• [Task directions] Take the entries below and reproduce them word for word.

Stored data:
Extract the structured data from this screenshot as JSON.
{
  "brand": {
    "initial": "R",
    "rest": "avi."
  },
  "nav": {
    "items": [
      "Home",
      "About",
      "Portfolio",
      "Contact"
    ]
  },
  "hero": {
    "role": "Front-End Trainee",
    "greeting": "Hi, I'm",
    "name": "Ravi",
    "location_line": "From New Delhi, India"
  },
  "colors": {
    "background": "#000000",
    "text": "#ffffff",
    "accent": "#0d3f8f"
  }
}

• [Reply]
Extract the structured data from this screenshot as JSON.
{
  "brand": {
    "initial": "R",
    "rest": "avi."
  },
  "nav": {
    "items": [
      "Home",
      "About",
      "Portfolio",
      "Contact"
    ]
  },
  "hero": {
    "role": "Front-End Trainee",
    "greeting": "Hi, I'm",
    "name": "Ravi",
    "location_line": "From New Delhi, India"
  },
  "colors": {
    "background": "#000000",
    "text": "#ffffff",
    "accent": "#0d3f8f"
  }
}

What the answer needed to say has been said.